* **Dataset**:
· · ·
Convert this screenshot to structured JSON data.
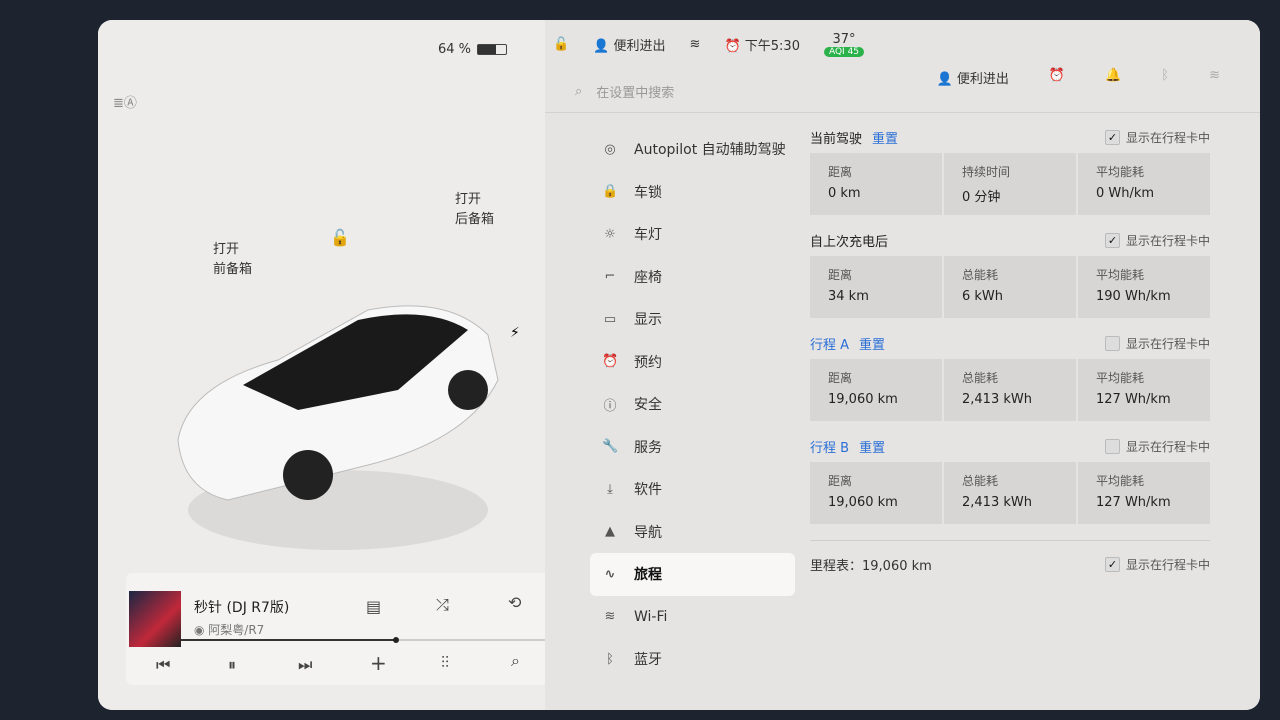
{
  "status": {
    "battery": "64 %",
    "battery_level": 0.64,
    "profile": "便利进出",
    "time": "下午5:30",
    "temp": "37°",
    "aqi": "AQI 45"
  },
  "search": {
    "placeholder": "在设置中搜索"
  },
  "header": {
    "profile": "便利进出"
  },
  "car": {
    "frunk_action": "打开",
    "frunk": "前备箱",
    "trunk_action": "打开",
    "trunk": "后备箱"
  },
  "menu": [
    {
      "icon": "steering-wheel-icon",
      "glyph": "◎",
      "label": "Autopilot 自动辅助驾驶"
    },
    {
      "icon": "lock-icon",
      "glyph": "🔒",
      "label": "车锁"
    },
    {
      "icon": "light-icon",
      "glyph": "☼",
      "label": "车灯"
    },
    {
      "icon": "seat-icon",
      "glyph": "⌐",
      "label": "座椅"
    },
    {
      "icon": "display-icon",
      "glyph": "▭",
      "label": "显示"
    },
    {
      "icon": "alarm-icon",
      "glyph": "⏰",
      "label": "预约"
    },
    {
      "icon": "safety-icon",
      "glyph": "ⓘ",
      "label": "安全"
    },
    {
      "icon": "wrench-icon",
      "glyph": "🔧",
      "label": "服务"
    },
    {
      "icon": "download-icon",
      "glyph": "⤓",
      "label": "软件"
    },
    {
      "icon": "navigation-icon",
      "glyph": "▲",
      "label": "导航"
    },
    {
      "icon": "trip-icon",
      "glyph": "∿",
      "label": "旅程"
    },
    {
      "icon": "wifi-icon",
      "glyph": "≋",
      "label": "Wi-Fi"
    },
    {
      "icon": "bluetooth-icon",
      "glyph": "ᛒ",
      "label": "蓝牙"
    }
  ],
  "trips": [
    {
      "title": "当前驾驶",
      "reset": "重置",
      "show": "显示在行程卡中",
      "checked": true,
      "cells": [
        {
          "l": "距离",
          "v": "0 km"
        },
        {
          "l": "持续时间",
          "v": "0 分钟"
        },
        {
          "l": "平均能耗",
          "v": "0 Wh/km"
        }
      ]
    },
    {
      "title": "自上次充电后",
      "reset": "",
      "show": "显示在行程卡中",
      "checked": true,
      "cells": [
        {
          "l": "距离",
          "v": "34 km"
        },
        {
          "l": "总能耗",
          "v": "6 kWh"
        },
        {
          "l": "平均能耗",
          "v": "190 Wh/km"
        }
      ]
    },
    {
      "title": "行程 A",
      "reset": "重置",
      "show": "显示在行程卡中",
      "checked": false,
      "cells": [
        {
          "l": "距离",
          "v": "19,060 km"
        },
        {
          "l": "总能耗",
          "v": "2,413 kWh"
        },
        {
          "l": "平均能耗",
          "v": "127 Wh/km"
        }
      ]
    },
    {
      "title": "行程 B",
      "reset": "重置",
      "show": "显示在行程卡中",
      "checked": false,
      "cells": [
        {
          "l": "距离",
          "v": "19,060 km"
        },
        {
          "l": "总能耗",
          "v": "2,413 kWh"
        },
        {
          "l": "平均能耗",
          "v": "127 Wh/km"
        }
      ]
    }
  ],
  "odometer": {
    "label": "里程表：19,060 km",
    "show": "显示在行程卡中",
    "checked": true
  },
  "media": {
    "title": "秒针 (DJ R7版)",
    "artist": "阿梨粤/R7",
    "progress": 0.58
  }
}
· · ·
* **Written exercise**:
Leave out the pictures and print each record exactly as it stands.

* **Reply to the task**:
Convert this screenshot to structured JSON data.
{
  "status": {
    "battery": "64 %",
    "battery_level": 0.64,
    "profile": "便利进出",
    "time": "下午5:30",
    "temp": "37°",
    "aqi": "AQI 45"
  },
  "search": {
    "placeholder": "在设置中搜索"
  },
  "header": {
    "profile": "便利进出"
  },
  "car": {
    "frunk_action": "打开",
    "frunk": "前备箱",
    "trunk_action": "打开",
    "trunk": "后备箱"
  },
  "menu": [
    {
      "icon": "steering-wheel-icon",
      "glyph": "◎",
      "label": "Autopilot 自动辅助驾驶"
    },
    {
      "icon": "lock-icon",
      "glyph": "🔒",
      "label": "车锁"
    },
    {
      "icon": "light-icon",
      "glyph": "☼",
      "label": "车灯"
    },
    {
      "icon": "seat-icon",
      "glyph": "⌐",
      "label": "座椅"
    },
    {
      "icon": "display-icon",
      "glyph": "▭",
      "label": "显示"
    },
    {
      "icon": "alarm-icon",
      "glyph": "⏰",
      "label": "预约"
    },
    {
      "icon": "safety-icon",
      "glyph": "ⓘ",
      "label": "安全"
    },
    {
      "icon": "wrench-icon",
      "glyph": "🔧",
      "label": "服务"
    },
    {
      "icon": "download-icon",
      "glyph": "⤓",
      "label": "软件"
    },
    {
      "icon": "navigation-icon",
      "glyph": "▲",
      "label": "导航"
    },
    {
      "icon": "trip-icon",
      "glyph": "∿",
      "label": "旅程"
    },
    {
      "icon": "wifi-icon",
      "glyph": "≋",
      "label": "Wi-Fi"
    },
    {
      "icon": "bluetooth-icon",
      "glyph": "ᛒ",
      "label": "蓝牙"
    }
  ],
  "trips": [
    {
      "title": "当前驾驶",
      "reset": "重置",
      "show": "显示在行程卡中",
      "checked": true,
      "cells": [
        {
          "l": "距离",
          "v": "0 km"
        },
        {
          "l": "持续时间",
          "v": "0 分钟"
        },
        {
          "l": "平均能耗",
          "v": "0 Wh/km"
        }
      ]
    },
    {
      "title": "自上次充电后",
      "reset": "",
      "show": "显示在行程卡中",
      "checked": true,
      "cells": [
        {
          "l": "距离",
          "v": "34 km"
        },
        {
          "l": "总能耗",
          "v": "6 kWh"
        },
        {
          "l": "平均能耗",
          "v": "190 Wh/km"
        }
      ]
    },
    {
      "title": "行程 A",
      "reset": "重置",
      "show": "显示在行程卡中",
      "checked": false,
      "cells": [
        {
          "l": "距离",
          "v": "19,060 km"
        },
        {
          "l": "总能耗",
          "v": "2,413 kWh"
        },
        {
          "l": "平均能耗",
          "v": "127 Wh/km"
        }
      ]
    },
    {
      "title": "行程 B",
      "reset": "重置",
      "show": "显示在行程卡中",
      "checked": false,
      "cells": [
        {
          "l": "距离",
          "v": "19,060 km"
        },
        {
          "l": "总能耗",
          "v": "2,413 kWh"
        },
        {
          "l": "平均能耗",
          "v": "127 Wh/km"
        }
      ]
    }
  ],
  "odometer": {
    "label": "里程表：19,060 km",
    "show": "显示在行程卡中",
    "checked": true
  },
  "media": {
    "title": "秒针 (DJ R7版)",
    "artist": "阿梨粤/R7",
    "progress": 0.58
  }
}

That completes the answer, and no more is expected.